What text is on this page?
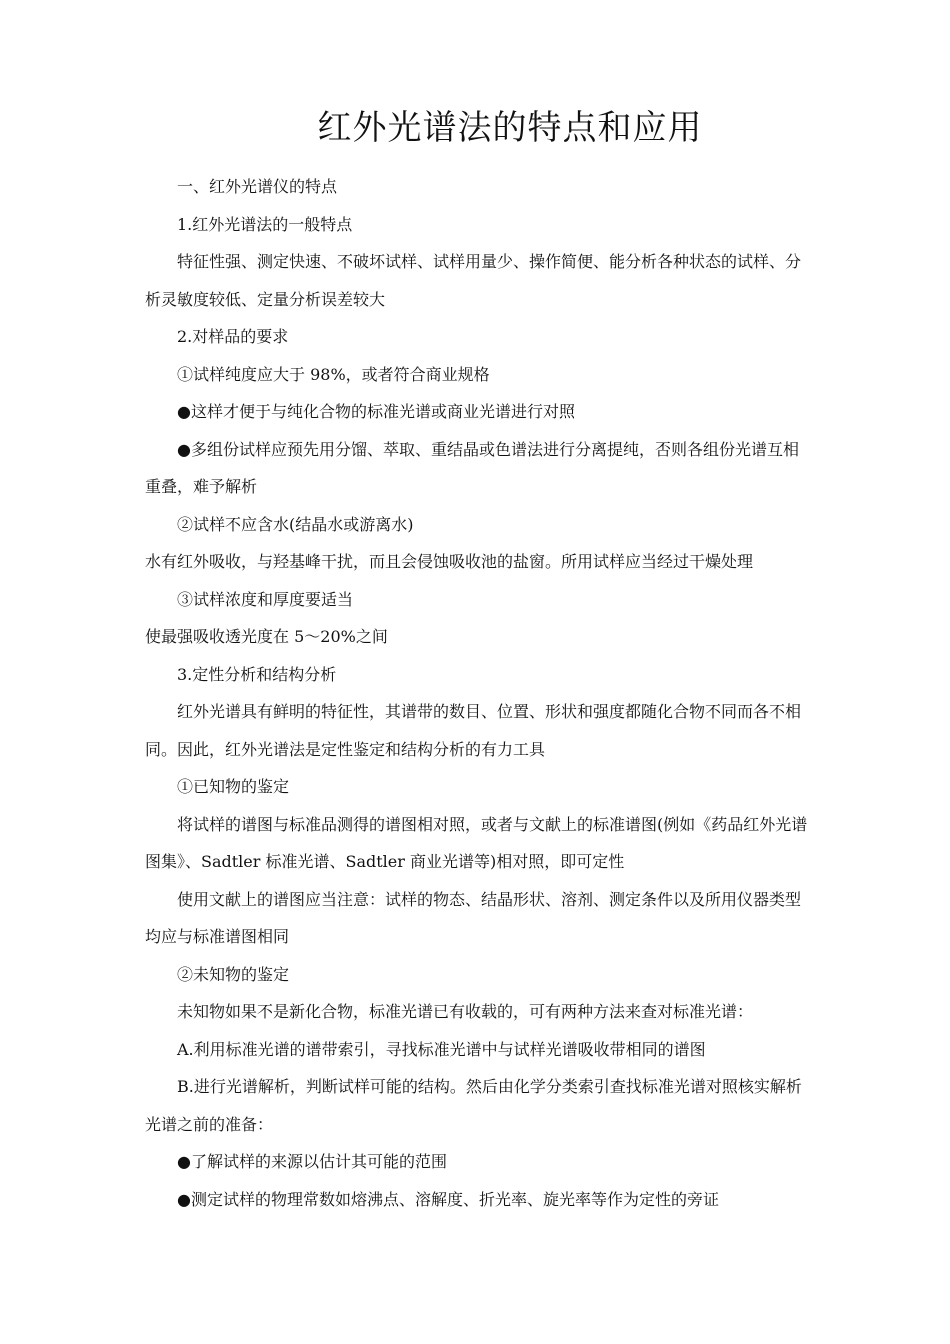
红外光谱法的特点和应用

一、红外光谱仪的特点

1.红外光谱法的一般特点

特征性强、测定快速、不破坏试样、试样用量少、操作简便、能分析各种状态的试样、分析灵敏度较低、定量分析误差较大

2.对样品的要求

①试样纯度应大于 98%，或者符合商业规格

●这样才便于与纯化合物的标准光谱或商业光谱进行对照

●多组份试样应预先用分馏、萃取、重结晶或色谱法进行分离提纯，否则各组份光谱互相重叠，难予解析

②试样不应含水(结晶水或游离水)

水有红外吸收，与羟基峰干扰，而且会侵蚀吸收池的盐窗。所用试样应当经过干燥处理

③试样浓度和厚度要适当

使最强吸收透光度在 5～20%之间

3.定性分析和结构分析

红外光谱具有鲜明的特征性，其谱带的数目、位置、形状和强度都随化合物不同而各不相同。因此，红外光谱法是定性鉴定和结构分析的有力工具

①已知物的鉴定

将试样的谱图与标准品测得的谱图相对照，或者与文献上的标准谱图(例如《药品红外光谱图集》、Sadtler 标准光谱、Sadtler 商业光谱等)相对照，即可定性

使用文献上的谱图应当注意：试样的物态、结晶形状、溶剂、测定条件以及所用仪器类型均应与标准谱图相同

②未知物的鉴定

未知物如果不是新化合物，标准光谱已有收载的，可有两种方法来查对标准光谱：

A.利用标准光谱的谱带索引，寻找标准光谱中与试样光谱吸收带相同的谱图

B.进行光谱解析，判断试样可能的结构。然后由化学分类索引查找标准光谱对照核实解析光谱之前的准备：

●了解试样的来源以估计其可能的范围

●测定试样的物理常数如熔沸点、溶解度、折光率、旋光率等作为定性的旁证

■ Required work ■
Take the data above and repeat it exactly, leaving each picture out.

■ Correct output ■
What text is on this page?
红外光谱法的特点和应用

一、红外光谱仪的特点

1.红外光谱法的一般特点

特征性强、测定快速、不破坏试样、试样用量少、操作简便、能分析各种状态的试样、分析灵敏度较低、定量分析误差较大

2.对样品的要求

①试样纯度应大于 98%，或者符合商业规格

●这样才便于与纯化合物的标准光谱或商业光谱进行对照

●多组份试样应预先用分馏、萃取、重结晶或色谱法进行分离提纯，否则各组份光谱互相重叠，难予解析

②试样不应含水(结晶水或游离水)

水有红外吸收，与羟基峰干扰，而且会侵蚀吸收池的盐窗。所用试样应当经过干燥处理

③试样浓度和厚度要适当

使最强吸收透光度在 5～20%之间

3.定性分析和结构分析

红外光谱具有鲜明的特征性，其谱带的数目、位置、形状和强度都随化合物不同而各不相同。因此，红外光谱法是定性鉴定和结构分析的有力工具

①已知物的鉴定

将试样的谱图与标准品测得的谱图相对照，或者与文献上的标准谱图(例如《药品红外光谱图集》、Sadtler 标准光谱、Sadtler 商业光谱等)相对照，即可定性

使用文献上的谱图应当注意：试样的物态、结晶形状、溶剂、测定条件以及所用仪器类型均应与标准谱图相同

②未知物的鉴定

未知物如果不是新化合物，标准光谱已有收载的，可有两种方法来查对标准光谱：

A.利用标准光谱的谱带索引，寻找标准光谱中与试样光谱吸收带相同的谱图

B.进行光谱解析，判断试样可能的结构。然后由化学分类索引查找标准光谱对照核实解析光谱之前的准备：

●了解试样的来源以估计其可能的范围

●测定试样的物理常数如熔沸点、溶解度、折光率、旋光率等作为定性的旁证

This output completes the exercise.